* SUAS INSTRUÇÕES
No texto sobre a eleição para governador em Pernambuco, quais são todas as instituições e partidos mencionados pelo nome? Liste-os.

* TEXTO
::::

Na primeira semana do segundo turno, Lyra ficou afastada da campanha, reclusa com a família em luto, e solicitou ao Tribunal Regional Eleitoral o adiamento do início da campanha na tevê, previsto para 7 de outubro. Ela pediu que começasse na segunda-feira 10. Em resposta, o TRE afirmou que precisaria do consentimento do palanque adversário para deferir o pedido, mas a campanha de Arraes não concordou, gerando muitas críticas a ela, acusada de insensibilidade. Apesar do clima de comoção das campanhas e entre os eleitores, as candidatas em si evitam explorar a questão eleitoralmente e utilizam como estratégia desgastar a adversária a partir da rejeição de políticos que tentam associar uma e outra. Enquanto ­Arraes busca colar Lyra à imagem de Bolsonaro e se apresenta como a candidata de Lula no estado, a tucana liga a adversária ao governador Paulo Câmara, do PSB, com quase 70% de rejeição. Depois da derrota de Danilo Cabral, com 18,06% dos votos, o PSB declarou apoio a Marília Arraes, mas a candidata continua se apresentando como oposição ao governador. Lyra, por sua vez, preferiu a neutralidade e diz que não vai declarar seu voto para presidente, mesmo tendo em seu palanque todas as forças conservadoras e bolsonaristas do estado.

“Em um estado em que o ex-presidente Lula deverá ter entre 65% e 70% dos votos válidos, seria improvável que Raquel assumisse o palanque de Bolsonaro. Em termos pragmáticos, o prejuízo de se colocar como neutra na disputa nacional deve ser muito menor do que assumir o que deve ser o desejo de seu palanque, ou seja, apoiar Bolsonaro”, avalia Túlio Velho Barreto, cientista político da Fundação João Nabuco. “Qualquer que seja o resultado, a eleição para governador em Pernambuco consolida o surgimento de outra geração de políticos no estado, que nasceu sob o Estado Democrático de Direito erigido na Constituição de 1988”, conclui.

::::

* DADOS EXIBIDOS
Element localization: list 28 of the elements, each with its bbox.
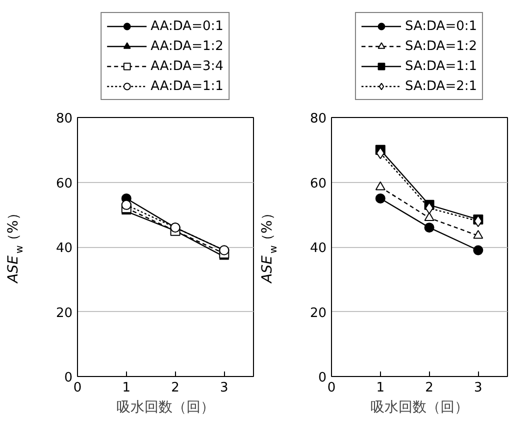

::::

* RESULTADO DO EXERCÍCIO
- Tribunal Regional Eleitoral (TRE)
- PSB
- Fundação João Nabuco